[CHALLENGE] Could you give the data below again, exactly and completely?

(Source records)
•••••

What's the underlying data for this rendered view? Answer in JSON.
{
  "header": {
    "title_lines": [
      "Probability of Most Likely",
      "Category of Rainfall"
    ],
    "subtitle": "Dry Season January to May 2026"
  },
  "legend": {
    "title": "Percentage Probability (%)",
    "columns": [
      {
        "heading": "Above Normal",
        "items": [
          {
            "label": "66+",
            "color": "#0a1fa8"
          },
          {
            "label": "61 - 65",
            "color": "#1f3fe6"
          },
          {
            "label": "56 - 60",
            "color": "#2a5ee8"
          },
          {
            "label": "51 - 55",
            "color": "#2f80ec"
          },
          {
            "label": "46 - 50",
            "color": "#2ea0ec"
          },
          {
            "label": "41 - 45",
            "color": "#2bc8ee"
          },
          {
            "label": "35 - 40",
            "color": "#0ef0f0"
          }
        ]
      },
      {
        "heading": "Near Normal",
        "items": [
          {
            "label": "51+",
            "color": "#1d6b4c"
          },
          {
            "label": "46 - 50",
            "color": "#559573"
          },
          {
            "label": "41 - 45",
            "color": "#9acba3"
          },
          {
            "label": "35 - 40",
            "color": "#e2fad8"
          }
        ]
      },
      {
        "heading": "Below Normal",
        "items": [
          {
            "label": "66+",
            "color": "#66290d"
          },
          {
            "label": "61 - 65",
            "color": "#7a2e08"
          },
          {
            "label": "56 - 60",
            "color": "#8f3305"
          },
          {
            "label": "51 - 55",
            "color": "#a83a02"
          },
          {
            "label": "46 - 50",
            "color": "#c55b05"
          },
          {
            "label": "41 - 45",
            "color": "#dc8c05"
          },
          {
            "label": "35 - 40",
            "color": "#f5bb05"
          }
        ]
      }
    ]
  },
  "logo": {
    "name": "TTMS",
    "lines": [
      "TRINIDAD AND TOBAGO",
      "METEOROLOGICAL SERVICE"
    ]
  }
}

•••••

[EXPECTED OUTPUT]
What's the underlying data for this rendered view? Answer in JSON.
{
  "header": {
    "title_lines": [
      "Probability of Most Likely",
      "Category of Rainfall"
    ],
    "subtitle": "Dry Season January to May 2026"
  },
  "legend": {
    "title": "Percentage Probability (%)",
    "columns": [
      {
        "heading": "Above Normal",
        "items": [
          {
            "label": "66+",
            "color": "#0a1fa8"
          },
          {
            "label": "61 - 65",
            "color": "#1f3fe6"
          },
          {
            "label": "56 - 60",
            "color": "#2a5ee8"
          },
          {
            "label": "51 - 55",
            "color": "#2f80ec"
          },
          {
            "label": "46 - 50",
            "color": "#2ea0ec"
          },
          {
            "label": "41 - 45",
            "color": "#2bc8ee"
          },
          {
            "label": "35 - 40",
            "color": "#0ef0f0"
          }
        ]
      },
      {
        "heading": "Near Normal",
        "items": [
          {
            "label": "51+",
            "color": "#1d6b4c"
          },
          {
            "label": "46 - 50",
            "color": "#559573"
          },
          {
            "label": "41 - 45",
            "color": "#9acba3"
          },
          {
            "label": "35 - 40",
            "color": "#e2fad8"
          }
        ]
      },
      {
        "heading": "Below Normal",
        "items": [
          {
            "label": "66+",
            "color": "#66290d"
          },
          {
            "label": "61 - 65",
            "color": "#7a2e08"
          },
          {
            "label": "56 - 60",
            "color": "#8f3305"
          },
          {
            "label": "51 - 55",
            "color": "#a83a02"
          },
          {
            "label": "46 - 50",
            "color": "#c55b05"
          },
          {
            "label": "41 - 45",
            "color": "#dc8c05"
          },
          {
            "label": "35 - 40",
            "color": "#f5bb05"
          }
        ]
      }
    ]
  },
  "logo": {
    "name": "TTMS",
    "lines": [
      "TRINIDAD AND TOBAGO",
      "METEOROLOGICAL SERVICE"
    ]
  }
}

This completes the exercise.